__RAW DATA__.
____________________
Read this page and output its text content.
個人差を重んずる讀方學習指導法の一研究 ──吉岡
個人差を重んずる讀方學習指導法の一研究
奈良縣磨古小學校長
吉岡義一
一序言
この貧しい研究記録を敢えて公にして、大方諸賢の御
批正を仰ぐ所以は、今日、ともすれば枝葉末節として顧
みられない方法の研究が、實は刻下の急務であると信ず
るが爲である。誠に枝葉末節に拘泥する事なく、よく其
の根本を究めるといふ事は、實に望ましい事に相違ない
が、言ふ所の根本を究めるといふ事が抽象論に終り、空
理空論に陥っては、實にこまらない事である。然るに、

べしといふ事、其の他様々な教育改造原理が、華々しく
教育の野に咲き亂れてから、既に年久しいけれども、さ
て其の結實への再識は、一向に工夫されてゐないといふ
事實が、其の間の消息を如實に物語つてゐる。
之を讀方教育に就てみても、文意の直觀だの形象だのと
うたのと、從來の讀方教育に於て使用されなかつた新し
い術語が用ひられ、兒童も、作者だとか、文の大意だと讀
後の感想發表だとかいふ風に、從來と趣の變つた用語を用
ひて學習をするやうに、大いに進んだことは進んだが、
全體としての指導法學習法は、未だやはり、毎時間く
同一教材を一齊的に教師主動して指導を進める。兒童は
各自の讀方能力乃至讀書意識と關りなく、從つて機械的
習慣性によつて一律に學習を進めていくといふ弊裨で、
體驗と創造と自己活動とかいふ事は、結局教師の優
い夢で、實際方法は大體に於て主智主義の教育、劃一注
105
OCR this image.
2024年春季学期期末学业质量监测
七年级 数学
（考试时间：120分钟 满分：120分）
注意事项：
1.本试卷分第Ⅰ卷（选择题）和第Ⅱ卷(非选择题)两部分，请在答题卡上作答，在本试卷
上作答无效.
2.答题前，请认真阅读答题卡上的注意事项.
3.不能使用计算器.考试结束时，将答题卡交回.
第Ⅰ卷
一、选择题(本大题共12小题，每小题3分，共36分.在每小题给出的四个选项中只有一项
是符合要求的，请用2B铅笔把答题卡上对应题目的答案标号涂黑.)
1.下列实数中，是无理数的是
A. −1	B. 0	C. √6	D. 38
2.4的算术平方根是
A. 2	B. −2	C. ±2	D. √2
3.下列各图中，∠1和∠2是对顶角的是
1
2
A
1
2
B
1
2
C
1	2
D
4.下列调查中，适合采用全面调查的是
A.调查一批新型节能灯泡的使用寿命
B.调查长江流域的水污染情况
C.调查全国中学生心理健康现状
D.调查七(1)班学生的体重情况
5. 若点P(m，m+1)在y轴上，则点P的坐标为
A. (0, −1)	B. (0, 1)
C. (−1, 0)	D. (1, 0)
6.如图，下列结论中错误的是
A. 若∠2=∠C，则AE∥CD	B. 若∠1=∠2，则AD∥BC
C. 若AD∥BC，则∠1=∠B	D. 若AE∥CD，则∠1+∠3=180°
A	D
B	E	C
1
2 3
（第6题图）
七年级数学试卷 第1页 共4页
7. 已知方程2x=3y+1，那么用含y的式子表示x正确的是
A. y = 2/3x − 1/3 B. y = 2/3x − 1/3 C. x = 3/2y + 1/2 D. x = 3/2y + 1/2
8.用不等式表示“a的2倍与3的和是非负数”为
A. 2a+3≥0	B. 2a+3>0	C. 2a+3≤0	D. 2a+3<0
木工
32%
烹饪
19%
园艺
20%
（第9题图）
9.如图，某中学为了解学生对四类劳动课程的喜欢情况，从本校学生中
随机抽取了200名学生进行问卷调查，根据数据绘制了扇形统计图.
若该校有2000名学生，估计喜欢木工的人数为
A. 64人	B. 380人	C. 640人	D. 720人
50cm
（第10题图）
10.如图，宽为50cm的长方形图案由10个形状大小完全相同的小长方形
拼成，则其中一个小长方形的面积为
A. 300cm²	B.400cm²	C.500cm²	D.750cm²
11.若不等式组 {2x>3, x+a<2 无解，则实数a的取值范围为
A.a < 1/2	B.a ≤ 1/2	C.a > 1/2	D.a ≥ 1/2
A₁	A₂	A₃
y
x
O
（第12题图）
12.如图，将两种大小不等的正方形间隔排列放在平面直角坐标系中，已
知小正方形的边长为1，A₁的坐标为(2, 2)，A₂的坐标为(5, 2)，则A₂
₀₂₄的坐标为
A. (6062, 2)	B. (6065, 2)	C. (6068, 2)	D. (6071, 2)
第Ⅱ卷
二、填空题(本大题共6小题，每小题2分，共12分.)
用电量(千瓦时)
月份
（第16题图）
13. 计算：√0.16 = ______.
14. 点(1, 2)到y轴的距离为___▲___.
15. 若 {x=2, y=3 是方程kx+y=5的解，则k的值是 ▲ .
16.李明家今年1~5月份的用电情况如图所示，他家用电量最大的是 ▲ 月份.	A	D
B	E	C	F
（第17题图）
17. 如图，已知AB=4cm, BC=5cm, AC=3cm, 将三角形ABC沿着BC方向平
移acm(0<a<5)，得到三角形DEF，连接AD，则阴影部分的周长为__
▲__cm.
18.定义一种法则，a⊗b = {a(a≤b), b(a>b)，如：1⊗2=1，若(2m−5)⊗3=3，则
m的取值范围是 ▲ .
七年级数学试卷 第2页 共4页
____________________
__PROBLEM DETAILS__. Copy out the full material exactly as it appears.

__OUTPUT FOR THIS EXERCISE__.
Read this page and output its text content.
個人差を重んずる讀方學習指導法の一研究 ──吉岡
個人差を重んずる讀方學習指導法の一研究
奈良縣磨古小學校長
吉岡義一
一序言
この貧しい研究記録を敢えて公にして、大方諸賢の御
批正を仰ぐ所以は、今日、ともすれば枝葉末節として顧
みられない方法の研究が、實は刻下の急務であると信ず
るが爲である。誠に枝葉末節に拘泥する事なく、よく其
の根本を究めるといふ事は、實に望ましい事に相違ない
が、言ふ所の根本を究めるといふ事が抽象論に終り、空
理空論に陥っては、實にこまらない事である。然るに、

べしといふ事、其の他様々な教育改造原理が、華々しく
教育の野に咲き亂れてから、既に年久しいけれども、さ
て其の結實への再識は、一向に工夫されてゐないといふ
事實が、其の間の消息を如實に物語つてゐる。
之を讀方教育に就てみても、文意の直觀だの形象だのと
うたのと、從來の讀方教育に於て使用されなかつた新し
い術語が用ひられ、兒童も、作者だとか、文の大意だと讀
後の感想發表だとかいふ風に、從來と趣の變つた用語を用
ひて學習をするやうに、大いに進んだことは進んだが、
全體としての指導法學習法は、未だやはり、毎時間く
同一教材を一齊的に教師主動して指導を進める。兒童は
各自の讀方能力乃至讀書意識と關りなく、從つて機械的
習慣性によつて一律に學習を進めていくといふ弊裨で、
體驗と創造と自己活動とかいふ事は、結局教師の優
い夢で、實際方法は大體に於て主智主義の教育、劃一注
105
OCR this image.
2024年春季学期期末学业质量监测
七年级 数学
（考试时间：120分钟 满分：120分）
注意事项：
1.本试卷分第Ⅰ卷（选择题）和第Ⅱ卷(非选择题)两部分，请在答题卡上作答，在本试卷
上作答无效.
2.答题前，请认真阅读答题卡上的注意事项.
3.不能使用计算器.考试结束时，将答题卡交回.
第Ⅰ卷
一、选择题(本大题共12小题，每小题3分，共36分.在每小题给出的四个选项中只有一项
是符合要求的，请用2B铅笔把答题卡上对应题目的答案标号涂黑.)
1.下列实数中，是无理数的是
A. −1	B. 0	C. √6	D. 38
2.4的算术平方根是
A. 2	B. −2	C. ±2	D. √2
3.下列各图中，∠1和∠2是对顶角的是
1
2
A
1
2
B
1
2
C
1	2
D
4.下列调查中，适合采用全面调查的是
A.调查一批新型节能灯泡的使用寿命
B.调查长江流域的水污染情况
C.调查全国中学生心理健康现状
D.调查七(1)班学生的体重情况
5. 若点P(m，m+1)在y轴上，则点P的坐标为
A. (0, −1)	B. (0, 1)
C. (−1, 0)	D. (1, 0)
6.如图，下列结论中错误的是
A. 若∠2=∠C，则AE∥CD	B. 若∠1=∠2，则AD∥BC
C. 若AD∥BC，则∠1=∠B	D. 若AE∥CD，则∠1+∠3=180°
A	D
B	E	C
1
2 3
（第6题图）
七年级数学试卷 第1页 共4页
7. 已知方程2x=3y+1，那么用含y的式子表示x正确的是
A. y = 2/3x − 1/3 B. y = 2/3x − 1/3 C. x = 3/2y + 1/2 D. x = 3/2y + 1/2
8.用不等式表示“a的2倍与3的和是非负数”为
A. 2a+3≥0	B. 2a+3>0	C. 2a+3≤0	D. 2a+3<0
木工
32%
烹饪
19%
园艺
20%
（第9题图）
9.如图，某中学为了解学生对四类劳动课程的喜欢情况，从本校学生中
随机抽取了200名学生进行问卷调查，根据数据绘制了扇形统计图.
若该校有2000名学生，估计喜欢木工的人数为
A. 64人	B. 380人	C. 640人	D. 720人
50cm
（第10题图）
10.如图，宽为50cm的长方形图案由10个形状大小完全相同的小长方形
拼成，则其中一个小长方形的面积为
A. 300cm²	B.400cm²	C.500cm²	D.750cm²
11.若不等式组 {2x>3, x+a<2 无解，则实数a的取值范围为
A.a < 1/2	B.a ≤ 1/2	C.a > 1/2	D.a ≥ 1/2
A₁	A₂	A₃
y
x
O
（第12题图）
12.如图，将两种大小不等的正方形间隔排列放在平面直角坐标系中，已
知小正方形的边长为1，A₁的坐标为(2, 2)，A₂的坐标为(5, 2)，则A₂
₀₂₄的坐标为
A. (6062, 2)	B. (6065, 2)	C. (6068, 2)	D. (6071, 2)
第Ⅱ卷
二、填空题(本大题共6小题，每小题2分，共12分.)
用电量(千瓦时)
月份
（第16题图）
13. 计算：√0.16 = ______.
14. 点(1, 2)到y轴的距离为___▲___.
15. 若 {x=2, y=3 是方程kx+y=5的解，则k的值是 ▲ .
16.李明家今年1~5月份的用电情况如图所示，他家用电量最大的是 ▲ 月份.	A	D
B	E	C	F
（第17题图）
17. 如图，已知AB=4cm, BC=5cm, AC=3cm, 将三角形ABC沿着BC方向平
移acm(0<a<5)，得到三角形DEF，连接AD，则阴影部分的周长为__
▲__cm.
18.定义一种法则，a⊗b = {a(a≤b), b(a>b)，如：1⊗2=1，若(2m−5)⊗3=3，则
m的取值范围是 ▲ .
七年级数学试卷 第2页 共4页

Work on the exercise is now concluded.